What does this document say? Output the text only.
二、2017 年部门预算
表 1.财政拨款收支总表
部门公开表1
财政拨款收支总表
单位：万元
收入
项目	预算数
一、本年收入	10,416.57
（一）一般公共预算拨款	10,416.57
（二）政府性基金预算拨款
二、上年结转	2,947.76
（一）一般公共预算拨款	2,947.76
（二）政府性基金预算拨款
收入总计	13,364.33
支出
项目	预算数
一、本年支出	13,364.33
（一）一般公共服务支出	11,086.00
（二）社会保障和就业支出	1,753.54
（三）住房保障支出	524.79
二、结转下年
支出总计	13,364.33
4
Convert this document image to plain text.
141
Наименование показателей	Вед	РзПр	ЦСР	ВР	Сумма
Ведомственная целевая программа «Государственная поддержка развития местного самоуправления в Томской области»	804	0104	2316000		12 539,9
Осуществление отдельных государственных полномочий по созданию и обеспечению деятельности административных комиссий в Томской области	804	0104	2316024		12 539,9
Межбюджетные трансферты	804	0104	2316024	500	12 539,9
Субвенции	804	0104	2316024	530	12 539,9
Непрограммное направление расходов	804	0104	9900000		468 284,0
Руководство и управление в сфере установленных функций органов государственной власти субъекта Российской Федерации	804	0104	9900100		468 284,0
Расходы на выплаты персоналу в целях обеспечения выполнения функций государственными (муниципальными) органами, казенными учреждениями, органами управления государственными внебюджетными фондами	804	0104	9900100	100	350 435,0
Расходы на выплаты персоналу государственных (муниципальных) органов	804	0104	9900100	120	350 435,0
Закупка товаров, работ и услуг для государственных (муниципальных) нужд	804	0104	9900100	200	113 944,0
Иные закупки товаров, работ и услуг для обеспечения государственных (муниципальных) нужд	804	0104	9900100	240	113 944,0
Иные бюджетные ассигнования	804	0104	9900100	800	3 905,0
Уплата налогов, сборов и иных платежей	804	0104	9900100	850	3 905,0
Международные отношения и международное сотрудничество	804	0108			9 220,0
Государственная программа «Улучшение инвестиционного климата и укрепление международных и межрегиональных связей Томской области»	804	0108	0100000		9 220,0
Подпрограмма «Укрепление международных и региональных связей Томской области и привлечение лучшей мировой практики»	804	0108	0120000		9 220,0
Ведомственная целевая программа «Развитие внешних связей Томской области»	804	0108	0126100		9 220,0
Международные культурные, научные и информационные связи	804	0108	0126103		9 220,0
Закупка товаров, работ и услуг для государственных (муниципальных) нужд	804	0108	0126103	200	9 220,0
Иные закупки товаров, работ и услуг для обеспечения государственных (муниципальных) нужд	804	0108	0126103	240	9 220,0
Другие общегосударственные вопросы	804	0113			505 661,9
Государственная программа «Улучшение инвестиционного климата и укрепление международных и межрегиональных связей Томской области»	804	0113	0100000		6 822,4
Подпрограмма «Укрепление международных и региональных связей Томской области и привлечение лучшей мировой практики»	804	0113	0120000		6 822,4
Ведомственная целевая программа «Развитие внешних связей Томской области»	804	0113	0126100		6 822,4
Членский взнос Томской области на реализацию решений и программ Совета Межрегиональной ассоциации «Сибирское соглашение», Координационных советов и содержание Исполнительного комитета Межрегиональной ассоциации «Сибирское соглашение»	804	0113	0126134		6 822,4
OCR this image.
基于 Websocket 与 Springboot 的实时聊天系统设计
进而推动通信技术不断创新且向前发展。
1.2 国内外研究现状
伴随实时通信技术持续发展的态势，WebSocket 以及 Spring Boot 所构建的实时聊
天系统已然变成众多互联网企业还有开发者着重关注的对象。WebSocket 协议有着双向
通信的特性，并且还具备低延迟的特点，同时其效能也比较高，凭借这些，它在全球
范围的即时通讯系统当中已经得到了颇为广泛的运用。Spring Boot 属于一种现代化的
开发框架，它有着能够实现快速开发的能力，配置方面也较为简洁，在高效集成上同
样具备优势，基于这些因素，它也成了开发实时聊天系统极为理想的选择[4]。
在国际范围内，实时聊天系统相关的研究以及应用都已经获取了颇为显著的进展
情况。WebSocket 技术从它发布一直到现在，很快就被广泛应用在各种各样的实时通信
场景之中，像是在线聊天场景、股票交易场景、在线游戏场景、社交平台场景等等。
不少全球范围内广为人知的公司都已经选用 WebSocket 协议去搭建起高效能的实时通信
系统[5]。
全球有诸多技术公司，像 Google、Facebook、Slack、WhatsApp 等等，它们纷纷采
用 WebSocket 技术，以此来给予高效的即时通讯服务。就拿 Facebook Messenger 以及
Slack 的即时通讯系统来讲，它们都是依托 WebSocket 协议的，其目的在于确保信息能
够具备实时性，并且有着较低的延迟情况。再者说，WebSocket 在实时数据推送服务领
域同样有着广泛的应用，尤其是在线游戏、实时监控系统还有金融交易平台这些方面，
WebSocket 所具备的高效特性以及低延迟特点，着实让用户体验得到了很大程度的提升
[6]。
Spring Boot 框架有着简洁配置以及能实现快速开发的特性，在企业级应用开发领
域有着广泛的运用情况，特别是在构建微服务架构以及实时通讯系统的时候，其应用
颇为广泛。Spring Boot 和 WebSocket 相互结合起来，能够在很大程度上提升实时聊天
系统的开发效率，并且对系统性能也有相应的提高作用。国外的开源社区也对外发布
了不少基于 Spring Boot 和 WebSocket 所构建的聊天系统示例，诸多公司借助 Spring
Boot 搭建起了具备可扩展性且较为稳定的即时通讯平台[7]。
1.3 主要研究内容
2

# # # # #

◆ Aim of the task
Exactly reproduce every line found in the records.

◆ Result
What does this document say? Output the text only.
二、2017 年部门预算
表 1.财政拨款收支总表
部门公开表1
财政拨款收支总表
单位：万元
收入
项目	预算数
一、本年收入	10,416.57
（一）一般公共预算拨款	10,416.57
（二）政府性基金预算拨款
二、上年结转	2,947.76
（一）一般公共预算拨款	2,947.76
（二）政府性基金预算拨款
收入总计	13,364.33
支出
项目	预算数
一、本年支出	13,364.33
（一）一般公共服务支出	11,086.00
（二）社会保障和就业支出	1,753.54
（三）住房保障支出	524.79
二、结转下年
支出总计	13,364.33
4
Convert this document image to plain text.
141
Наименование показателей	Вед	РзПр	ЦСР	ВР	Сумма
Ведомственная целевая программа «Государственная поддержка развития местного самоуправления в Томской области»	804	0104	2316000		12 539,9
Осуществление отдельных государственных полномочий по созданию и обеспечению деятельности административных комиссий в Томской области	804	0104	2316024		12 539,9
Межбюджетные трансферты	804	0104	2316024	500	12 539,9
Субвенции	804	0104	2316024	530	12 539,9
Непрограммное направление расходов	804	0104	9900000		468 284,0
Руководство и управление в сфере установленных функций органов государственной власти субъекта Российской Федерации	804	0104	9900100		468 284,0
Расходы на выплаты персоналу в целях обеспечения выполнения функций государственными (муниципальными) органами, казенными учреждениями, органами управления государственными внебюджетными фондами	804	0104	9900100	100	350 435,0
Расходы на выплаты персоналу государственных (муниципальных) органов	804	0104	9900100	120	350 435,0
Закупка товаров, работ и услуг для государственных (муниципальных) нужд	804	0104	9900100	200	113 944,0
Иные закупки товаров, работ и услуг для обеспечения государственных (муниципальных) нужд	804	0104	9900100	240	113 944,0
Иные бюджетные ассигнования	804	0104	9900100	800	3 905,0
Уплата налогов, сборов и иных платежей	804	0104	9900100	850	3 905,0
Международные отношения и международное сотрудничество	804	0108			9 220,0
Государственная программа «Улучшение инвестиционного климата и укрепление международных и межрегиональных связей Томской области»	804	0108	0100000		9 220,0
Подпрограмма «Укрепление международных и региональных связей Томской области и привлечение лучшей мировой практики»	804	0108	0120000		9 220,0
Ведомственная целевая программа «Развитие внешних связей Томской области»	804	0108	0126100		9 220,0
Международные культурные, научные и информационные связи	804	0108	0126103		9 220,0
Закупка товаров, работ и услуг для государственных (муниципальных) нужд	804	0108	0126103	200	9 220,0
Иные закупки товаров, работ и услуг для обеспечения государственных (муниципальных) нужд	804	0108	0126103	240	9 220,0
Другие общегосударственные вопросы	804	0113			505 661,9
Государственная программа «Улучшение инвестиционного климата и укрепление международных и межрегиональных связей Томской области»	804	0113	0100000		6 822,4
Подпрограмма «Укрепление международных и региональных связей Томской области и привлечение лучшей мировой практики»	804	0113	0120000		6 822,4
Ведомственная целевая программа «Развитие внешних связей Томской области»	804	0113	0126100		6 822,4
Членский взнос Томской области на реализацию решений и программ Совета Межрегиональной ассоциации «Сибирское соглашение», Координационных советов и содержание Исполнительного комитета Межрегиональной ассоциации «Сибирское соглашение»	804	0113	0126134		6 822,4
OCR this image.
基于 Websocket 与 Springboot 的实时聊天系统设计
进而推动通信技术不断创新且向前发展。
1.2 国内外研究现状
伴随实时通信技术持续发展的态势，WebSocket 以及 Spring Boot 所构建的实时聊
天系统已然变成众多互联网企业还有开发者着重关注的对象。WebSocket 协议有着双向
通信的特性，并且还具备低延迟的特点，同时其效能也比较高，凭借这些，它在全球
范围的即时通讯系统当中已经得到了颇为广泛的运用。Spring Boot 属于一种现代化的
开发框架，它有着能够实现快速开发的能力，配置方面也较为简洁，在高效集成上同
样具备优势，基于这些因素，它也成了开发实时聊天系统极为理想的选择[4]。
在国际范围内，实时聊天系统相关的研究以及应用都已经获取了颇为显著的进展
情况。WebSocket 技术从它发布一直到现在，很快就被广泛应用在各种各样的实时通信
场景之中，像是在线聊天场景、股票交易场景、在线游戏场景、社交平台场景等等。
不少全球范围内广为人知的公司都已经选用 WebSocket 协议去搭建起高效能的实时通信
系统[5]。
全球有诸多技术公司，像 Google、Facebook、Slack、WhatsApp 等等，它们纷纷采
用 WebSocket 技术，以此来给予高效的即时通讯服务。就拿 Facebook Messenger 以及
Slack 的即时通讯系统来讲，它们都是依托 WebSocket 协议的，其目的在于确保信息能
够具备实时性，并且有着较低的延迟情况。再者说，WebSocket 在实时数据推送服务领
域同样有着广泛的应用，尤其是在线游戏、实时监控系统还有金融交易平台这些方面，
WebSocket 所具备的高效特性以及低延迟特点，着实让用户体验得到了很大程度的提升
[6]。
Spring Boot 框架有着简洁配置以及能实现快速开发的特性，在企业级应用开发领
域有着广泛的运用情况，特别是在构建微服务架构以及实时通讯系统的时候，其应用
颇为广泛。Spring Boot 和 WebSocket 相互结合起来，能够在很大程度上提升实时聊天
系统的开发效率，并且对系统性能也有相应的提高作用。国外的开源社区也对外发布
了不少基于 Spring Boot 和 WebSocket 所构建的聊天系统示例，诸多公司借助 Spring
Boot 搭建起了具备可扩展性且较为稳定的即时通讯平台[7]。
1.3 主要研究内容
2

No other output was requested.